■ OBJECTIVE: Reproduce the records below exactly as given.

+++++

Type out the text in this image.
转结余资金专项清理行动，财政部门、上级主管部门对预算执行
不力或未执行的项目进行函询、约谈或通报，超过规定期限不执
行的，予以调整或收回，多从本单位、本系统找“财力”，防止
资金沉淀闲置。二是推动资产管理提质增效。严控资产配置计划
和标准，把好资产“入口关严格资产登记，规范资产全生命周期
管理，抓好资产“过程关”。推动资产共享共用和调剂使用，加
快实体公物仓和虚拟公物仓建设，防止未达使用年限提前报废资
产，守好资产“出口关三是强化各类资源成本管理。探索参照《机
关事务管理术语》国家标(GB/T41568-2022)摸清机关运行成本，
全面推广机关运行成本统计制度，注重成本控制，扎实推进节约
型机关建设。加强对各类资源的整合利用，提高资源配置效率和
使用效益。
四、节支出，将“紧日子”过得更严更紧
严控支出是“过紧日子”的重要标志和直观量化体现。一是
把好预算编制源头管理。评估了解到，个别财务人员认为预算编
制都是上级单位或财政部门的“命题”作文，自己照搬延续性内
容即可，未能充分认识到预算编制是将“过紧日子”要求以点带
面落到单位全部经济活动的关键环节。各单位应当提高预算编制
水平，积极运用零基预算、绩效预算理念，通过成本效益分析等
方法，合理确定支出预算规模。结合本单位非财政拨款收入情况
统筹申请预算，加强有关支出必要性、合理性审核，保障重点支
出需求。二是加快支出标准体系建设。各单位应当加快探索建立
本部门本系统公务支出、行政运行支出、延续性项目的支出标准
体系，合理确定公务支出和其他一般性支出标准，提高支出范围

+++++

■ FULL SOLUTION:
Type out the text in this image.
转结余资金专项清理行动，财政部门、上级主管部门对预算执行
不力或未执行的项目进行函询、约谈或通报，超过规定期限不执
行的，予以调整或收回，多从本单位、本系统找“财力”，防止
资金沉淀闲置。二是推动资产管理提质增效。严控资产配置计划
和标准，把好资产“入口关严格资产登记，规范资产全生命周期
管理，抓好资产“过程关”。推动资产共享共用和调剂使用，加
快实体公物仓和虚拟公物仓建设，防止未达使用年限提前报废资
产，守好资产“出口关三是强化各类资源成本管理。探索参照《机
关事务管理术语》国家标(GB/T41568-2022)摸清机关运行成本，
全面推广机关运行成本统计制度，注重成本控制，扎实推进节约
型机关建设。加强对各类资源的整合利用，提高资源配置效率和
使用效益。
四、节支出，将“紧日子”过得更严更紧
严控支出是“过紧日子”的重要标志和直观量化体现。一是
把好预算编制源头管理。评估了解到，个别财务人员认为预算编
制都是上级单位或财政部门的“命题”作文，自己照搬延续性内
容即可，未能充分认识到预算编制是将“过紧日子”要求以点带
面落到单位全部经济活动的关键环节。各单位应当提高预算编制
水平，积极运用零基预算、绩效预算理念，通过成本效益分析等
方法，合理确定支出预算规模。结合本单位非财政拨款收入情况
统筹申请预算，加强有关支出必要性、合理性审核，保障重点支
出需求。二是加快支出标准体系建设。各单位应当加快探索建立
本部门本系统公务支出、行政运行支出、延续性项目的支出标准
体系，合理确定公务支出和其他一般性支出标准，提高支出范围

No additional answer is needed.